Repeat the whole of the data, keeping every detail the same.

[BEGIN Record set]

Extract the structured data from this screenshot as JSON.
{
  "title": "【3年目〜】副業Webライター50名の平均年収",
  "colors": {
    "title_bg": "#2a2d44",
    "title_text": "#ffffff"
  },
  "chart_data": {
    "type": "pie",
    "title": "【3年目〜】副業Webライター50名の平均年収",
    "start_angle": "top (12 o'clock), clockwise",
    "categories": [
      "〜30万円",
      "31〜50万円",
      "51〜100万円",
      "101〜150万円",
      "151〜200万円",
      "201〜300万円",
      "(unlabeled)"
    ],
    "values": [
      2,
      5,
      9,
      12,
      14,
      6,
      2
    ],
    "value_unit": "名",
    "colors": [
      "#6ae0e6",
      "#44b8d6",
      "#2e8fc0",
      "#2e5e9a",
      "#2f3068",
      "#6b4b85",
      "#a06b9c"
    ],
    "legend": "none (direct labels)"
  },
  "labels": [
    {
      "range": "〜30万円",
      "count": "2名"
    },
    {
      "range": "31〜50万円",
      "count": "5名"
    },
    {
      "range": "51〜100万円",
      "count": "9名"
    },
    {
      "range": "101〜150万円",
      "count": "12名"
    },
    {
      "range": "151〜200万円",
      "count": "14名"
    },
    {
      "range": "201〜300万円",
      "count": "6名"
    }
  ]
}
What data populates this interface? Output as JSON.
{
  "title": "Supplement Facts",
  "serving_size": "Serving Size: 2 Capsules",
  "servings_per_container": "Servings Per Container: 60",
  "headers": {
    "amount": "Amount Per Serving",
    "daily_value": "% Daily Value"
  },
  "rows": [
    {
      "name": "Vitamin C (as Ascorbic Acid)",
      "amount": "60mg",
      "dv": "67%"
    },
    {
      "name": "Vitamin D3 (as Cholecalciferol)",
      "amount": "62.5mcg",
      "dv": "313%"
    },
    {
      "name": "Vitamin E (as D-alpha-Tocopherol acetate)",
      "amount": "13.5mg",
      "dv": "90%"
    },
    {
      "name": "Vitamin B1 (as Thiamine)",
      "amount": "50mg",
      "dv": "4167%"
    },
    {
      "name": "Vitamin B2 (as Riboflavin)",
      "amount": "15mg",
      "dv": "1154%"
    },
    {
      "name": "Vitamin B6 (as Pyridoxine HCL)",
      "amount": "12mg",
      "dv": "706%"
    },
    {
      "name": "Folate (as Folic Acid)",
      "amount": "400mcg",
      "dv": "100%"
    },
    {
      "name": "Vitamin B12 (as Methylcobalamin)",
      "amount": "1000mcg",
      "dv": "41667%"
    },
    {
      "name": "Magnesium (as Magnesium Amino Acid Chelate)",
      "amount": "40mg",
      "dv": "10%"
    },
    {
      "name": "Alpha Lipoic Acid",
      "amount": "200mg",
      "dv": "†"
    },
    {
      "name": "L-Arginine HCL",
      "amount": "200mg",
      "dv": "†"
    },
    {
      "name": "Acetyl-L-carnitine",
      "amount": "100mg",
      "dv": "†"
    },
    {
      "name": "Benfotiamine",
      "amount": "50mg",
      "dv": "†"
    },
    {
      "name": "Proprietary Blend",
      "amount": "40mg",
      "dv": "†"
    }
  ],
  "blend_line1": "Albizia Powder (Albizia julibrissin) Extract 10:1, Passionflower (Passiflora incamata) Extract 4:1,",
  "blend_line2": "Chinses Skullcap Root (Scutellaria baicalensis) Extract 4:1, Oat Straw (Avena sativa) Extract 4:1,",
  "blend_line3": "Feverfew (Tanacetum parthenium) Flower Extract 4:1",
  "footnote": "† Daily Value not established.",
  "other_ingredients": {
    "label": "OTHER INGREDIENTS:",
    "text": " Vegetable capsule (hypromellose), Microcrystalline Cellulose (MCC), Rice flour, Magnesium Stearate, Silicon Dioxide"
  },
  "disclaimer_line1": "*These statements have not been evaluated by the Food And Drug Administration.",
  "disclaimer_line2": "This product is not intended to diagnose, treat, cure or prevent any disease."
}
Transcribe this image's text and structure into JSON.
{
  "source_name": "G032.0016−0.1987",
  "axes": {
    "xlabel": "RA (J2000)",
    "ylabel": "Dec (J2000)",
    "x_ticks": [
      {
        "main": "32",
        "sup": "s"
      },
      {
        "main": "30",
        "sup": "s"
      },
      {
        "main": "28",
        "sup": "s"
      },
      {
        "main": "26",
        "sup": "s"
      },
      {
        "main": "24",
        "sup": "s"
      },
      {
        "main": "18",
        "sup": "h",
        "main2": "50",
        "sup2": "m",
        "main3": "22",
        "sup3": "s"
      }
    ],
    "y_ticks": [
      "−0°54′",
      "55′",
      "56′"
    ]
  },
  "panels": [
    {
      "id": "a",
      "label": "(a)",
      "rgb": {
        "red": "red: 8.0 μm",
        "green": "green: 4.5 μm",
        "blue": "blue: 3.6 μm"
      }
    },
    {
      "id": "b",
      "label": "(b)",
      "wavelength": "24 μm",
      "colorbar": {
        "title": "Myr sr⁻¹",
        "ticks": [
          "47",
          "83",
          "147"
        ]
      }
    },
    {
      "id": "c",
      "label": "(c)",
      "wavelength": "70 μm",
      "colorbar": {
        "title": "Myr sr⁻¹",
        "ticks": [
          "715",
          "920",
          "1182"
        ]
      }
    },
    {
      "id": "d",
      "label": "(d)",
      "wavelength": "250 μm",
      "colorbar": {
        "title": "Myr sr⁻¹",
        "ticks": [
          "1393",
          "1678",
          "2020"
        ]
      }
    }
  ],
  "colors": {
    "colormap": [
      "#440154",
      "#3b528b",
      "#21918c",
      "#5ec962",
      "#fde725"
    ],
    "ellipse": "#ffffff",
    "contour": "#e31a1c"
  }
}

[END Record set]

Solution to this task:
Extract the structured data from this screenshot as JSON.
{
  "title": "【3年目〜】副業Webライター50名の平均年収",
  "colors": {
    "title_bg": "#2a2d44",
    "title_text": "#ffffff"
  },
  "chart_data": {
    "type": "pie",
    "title": "【3年目〜】副業Webライター50名の平均年収",
    "start_angle": "top (12 o'clock), clockwise",
    "categories": [
      "〜30万円",
      "31〜50万円",
      "51〜100万円",
      "101〜150万円",
      "151〜200万円",
      "201〜300万円",
      "(unlabeled)"
    ],
    "values": [
      2,
      5,
      9,
      12,
      14,
      6,
      2
    ],
    "value_unit": "名",
    "colors": [
      "#6ae0e6",
      "#44b8d6",
      "#2e8fc0",
      "#2e5e9a",
      "#2f3068",
      "#6b4b85",
      "#a06b9c"
    ],
    "legend": "none (direct labels)"
  },
  "labels": [
    {
      "range": "〜30万円",
      "count": "2名"
    },
    {
      "range": "31〜50万円",
      "count": "5名"
    },
    {
      "range": "51〜100万円",
      "count": "9名"
    },
    {
      "range": "101〜150万円",
      "count": "12名"
    },
    {
      "range": "151〜200万円",
      "count": "14名"
    },
    {
      "range": "201〜300万円",
      "count": "6名"
    }
  ]
}
What data populates this interface? Output as JSON.
{
  "title": "Supplement Facts",
  "serving_size": "Serving Size: 2 Capsules",
  "servings_per_container": "Servings Per Container: 60",
  "headers": {
    "amount": "Amount Per Serving",
    "daily_value": "% Daily Value"
  },
  "rows": [
    {
      "name": "Vitamin C (as Ascorbic Acid)",
      "amount": "60mg",
      "dv": "67%"
    },
    {
      "name": "Vitamin D3 (as Cholecalciferol)",
      "amount": "62.5mcg",
      "dv": "313%"
    },
    {
      "name": "Vitamin E (as D-alpha-Tocopherol acetate)",
      "amount": "13.5mg",
      "dv": "90%"
    },
    {
      "name": "Vitamin B1 (as Thiamine)",
      "amount": "50mg",
      "dv": "4167%"
    },
    {
      "name": "Vitamin B2 (as Riboflavin)",
      "amount": "15mg",
      "dv": "1154%"
    },
    {
      "name": "Vitamin B6 (as Pyridoxine HCL)",
      "amount": "12mg",
      "dv": "706%"
    },
    {
      "name": "Folate (as Folic Acid)",
      "amount": "400mcg",
      "dv": "100%"
    },
    {
      "name": "Vitamin B12 (as Methylcobalamin)",
      "amount": "1000mcg",
      "dv": "41667%"
    },
    {
      "name": "Magnesium (as Magnesium Amino Acid Chelate)",
      "amount": "40mg",
      "dv": "10%"
    },
    {
      "name": "Alpha Lipoic Acid",
      "amount": "200mg",
      "dv": "†"
    },
    {
      "name": "L-Arginine HCL",
      "amount": "200mg",
      "dv": "†"
    },
    {
      "name": "Acetyl-L-carnitine",
      "amount": "100mg",
      "dv": "†"
    },
    {
      "name": "Benfotiamine",
      "amount": "50mg",
      "dv": "†"
    },
    {
      "name": "Proprietary Blend",
      "amount": "40mg",
      "dv": "†"
    }
  ],
  "blend_line1": "Albizia Powder (Albizia julibrissin) Extract 10:1, Passionflower (Passiflora incamata) Extract 4:1,",
  "blend_line2": "Chinses Skullcap Root (Scutellaria baicalensis) Extract 4:1, Oat Straw (Avena sativa) Extract 4:1,",
  "blend_line3": "Feverfew (Tanacetum parthenium) Flower Extract 4:1",
  "footnote": "† Daily Value not established.",
  "other_ingredients": {
    "label": "OTHER INGREDIENTS:",
    "text": " Vegetable capsule (hypromellose), Microcrystalline Cellulose (MCC), Rice flour, Magnesium Stearate, Silicon Dioxide"
  },
  "disclaimer_line1": "*These statements have not been evaluated by the Food And Drug Administration.",
  "disclaimer_line2": "This product is not intended to diagnose, treat, cure or prevent any disease."
}
Transcribe this image's text and structure into JSON.
{
  "source_name": "G032.0016−0.1987",
  "axes": {
    "xlabel": "RA (J2000)",
    "ylabel": "Dec (J2000)",
    "x_ticks": [
      {
        "main": "32",
        "sup": "s"
      },
      {
        "main": "30",
        "sup": "s"
      },
      {
        "main": "28",
        "sup": "s"
      },
      {
        "main": "26",
        "sup": "s"
      },
      {
        "main": "24",
        "sup": "s"
      },
      {
        "main": "18",
        "sup": "h",
        "main2": "50",
        "sup2": "m",
        "main3": "22",
        "sup3": "s"
      }
    ],
    "y_ticks": [
      "−0°54′",
      "55′",
      "56′"
    ]
  },
  "panels": [
    {
      "id": "a",
      "label": "(a)",
      "rgb": {
        "red": "red: 8.0 μm",
        "green": "green: 4.5 μm",
        "blue": "blue: 3.6 μm"
      }
    },
    {
      "id": "b",
      "label": "(b)",
      "wavelength": "24 μm",
      "colorbar": {
        "title": "Myr sr⁻¹",
        "ticks": [
          "47",
          "83",
          "147"
        ]
      }
    },
    {
      "id": "c",
      "label": "(c)",
      "wavelength": "70 μm",
      "colorbar": {
        "title": "Myr sr⁻¹",
        "ticks": [
          "715",
          "920",
          "1182"
        ]
      }
    },
    {
      "id": "d",
      "label": "(d)",
      "wavelength": "250 μm",
      "colorbar": {
        "title": "Myr sr⁻¹",
        "ticks": [
          "1393",
          "1678",
          "2020"
        ]
      }
    }
  ],
  "colors": {
    "colormap": [
      "#440154",
      "#3b528b",
      "#21918c",
      "#5ec962",
      "#fde725"
    ],
    "ellipse": "#ffffff",
    "contour": "#e31a1c"
  }
}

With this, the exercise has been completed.